Saved data entries:
+ + +
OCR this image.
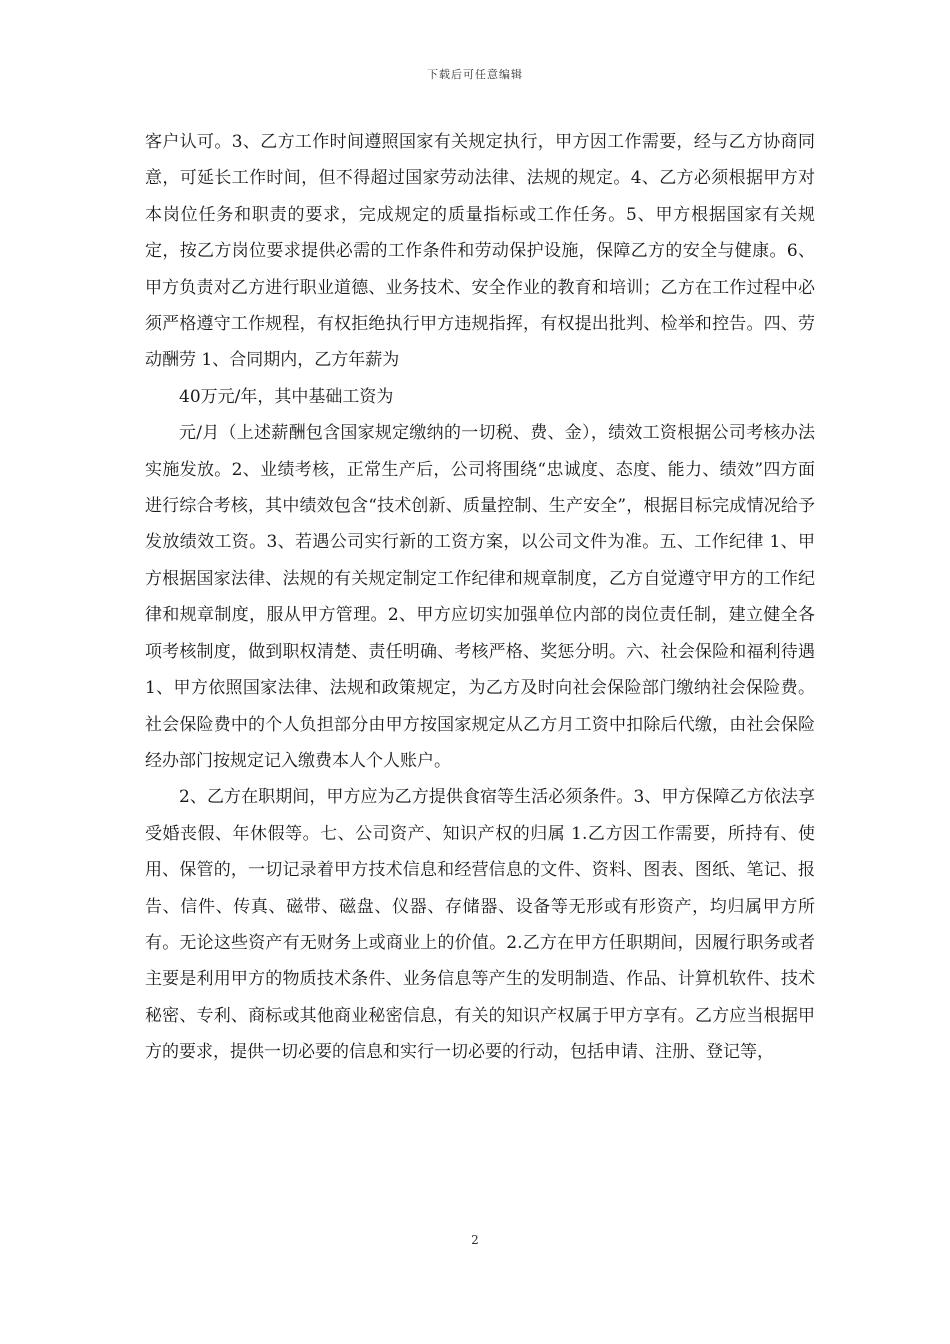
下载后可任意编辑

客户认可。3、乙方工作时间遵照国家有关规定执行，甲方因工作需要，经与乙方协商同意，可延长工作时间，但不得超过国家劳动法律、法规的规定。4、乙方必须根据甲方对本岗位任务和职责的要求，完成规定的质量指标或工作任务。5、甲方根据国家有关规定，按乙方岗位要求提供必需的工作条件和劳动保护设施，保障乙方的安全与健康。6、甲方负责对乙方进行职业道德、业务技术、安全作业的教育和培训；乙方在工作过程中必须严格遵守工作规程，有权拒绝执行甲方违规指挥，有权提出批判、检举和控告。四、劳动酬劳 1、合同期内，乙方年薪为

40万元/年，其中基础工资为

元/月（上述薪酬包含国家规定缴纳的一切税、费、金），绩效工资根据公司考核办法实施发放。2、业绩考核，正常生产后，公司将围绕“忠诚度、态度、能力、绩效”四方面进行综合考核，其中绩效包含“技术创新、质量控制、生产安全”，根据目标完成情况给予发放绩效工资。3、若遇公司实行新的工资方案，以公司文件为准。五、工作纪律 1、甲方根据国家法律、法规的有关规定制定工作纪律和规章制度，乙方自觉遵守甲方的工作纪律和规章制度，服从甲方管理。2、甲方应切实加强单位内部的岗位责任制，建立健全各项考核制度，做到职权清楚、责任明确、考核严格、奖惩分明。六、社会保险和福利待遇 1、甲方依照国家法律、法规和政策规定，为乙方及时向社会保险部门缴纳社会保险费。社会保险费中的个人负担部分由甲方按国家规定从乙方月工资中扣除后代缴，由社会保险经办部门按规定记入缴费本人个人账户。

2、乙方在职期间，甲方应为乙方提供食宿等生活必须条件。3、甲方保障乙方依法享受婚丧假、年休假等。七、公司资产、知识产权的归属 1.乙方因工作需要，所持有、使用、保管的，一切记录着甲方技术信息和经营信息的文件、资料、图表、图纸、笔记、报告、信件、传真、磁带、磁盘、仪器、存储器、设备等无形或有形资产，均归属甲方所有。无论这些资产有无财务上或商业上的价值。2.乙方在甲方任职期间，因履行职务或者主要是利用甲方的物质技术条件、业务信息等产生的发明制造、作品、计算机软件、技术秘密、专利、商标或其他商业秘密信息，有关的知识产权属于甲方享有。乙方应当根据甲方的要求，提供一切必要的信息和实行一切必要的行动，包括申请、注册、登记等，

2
+ + +
• Task goal: Take the listing and print it again exactly, but without any pictures.

• Answer to this task:
OCR this image.
下载后可任意编辑

客户认可。3、乙方工作时间遵照国家有关规定执行，甲方因工作需要，经与乙方协商同意，可延长工作时间，但不得超过国家劳动法律、法规的规定。4、乙方必须根据甲方对本岗位任务和职责的要求，完成规定的质量指标或工作任务。5、甲方根据国家有关规定，按乙方岗位要求提供必需的工作条件和劳动保护设施，保障乙方的安全与健康。6、甲方负责对乙方进行职业道德、业务技术、安全作业的教育和培训；乙方在工作过程中必须严格遵守工作规程，有权拒绝执行甲方违规指挥，有权提出批判、检举和控告。四、劳动酬劳 1、合同期内，乙方年薪为

40万元/年，其中基础工资为

元/月（上述薪酬包含国家规定缴纳的一切税、费、金），绩效工资根据公司考核办法实施发放。2、业绩考核，正常生产后，公司将围绕“忠诚度、态度、能力、绩效”四方面进行综合考核，其中绩效包含“技术创新、质量控制、生产安全”，根据目标完成情况给予发放绩效工资。3、若遇公司实行新的工资方案，以公司文件为准。五、工作纪律 1、甲方根据国家法律、法规的有关规定制定工作纪律和规章制度，乙方自觉遵守甲方的工作纪律和规章制度，服从甲方管理。2、甲方应切实加强单位内部的岗位责任制，建立健全各项考核制度，做到职权清楚、责任明确、考核严格、奖惩分明。六、社会保险和福利待遇 1、甲方依照国家法律、法规和政策规定，为乙方及时向社会保险部门缴纳社会保险费。社会保险费中的个人负担部分由甲方按国家规定从乙方月工资中扣除后代缴，由社会保险经办部门按规定记入缴费本人个人账户。

2、乙方在职期间，甲方应为乙方提供食宿等生活必须条件。3、甲方保障乙方依法享受婚丧假、年休假等。七、公司资产、知识产权的归属 1.乙方因工作需要，所持有、使用、保管的，一切记录着甲方技术信息和经营信息的文件、资料、图表、图纸、笔记、报告、信件、传真、磁带、磁盘、仪器、存储器、设备等无形或有形资产，均归属甲方所有。无论这些资产有无财务上或商业上的价值。2.乙方在甲方任职期间，因履行职务或者主要是利用甲方的物质技术条件、业务信息等产生的发明制造、作品、计算机软件、技术秘密、专利、商标或其他商业秘密信息，有关的知识产权属于甲方享有。乙方应当根据甲方的要求，提供一切必要的信息和实行一切必要的行动，包括申请、注册、登记等，

2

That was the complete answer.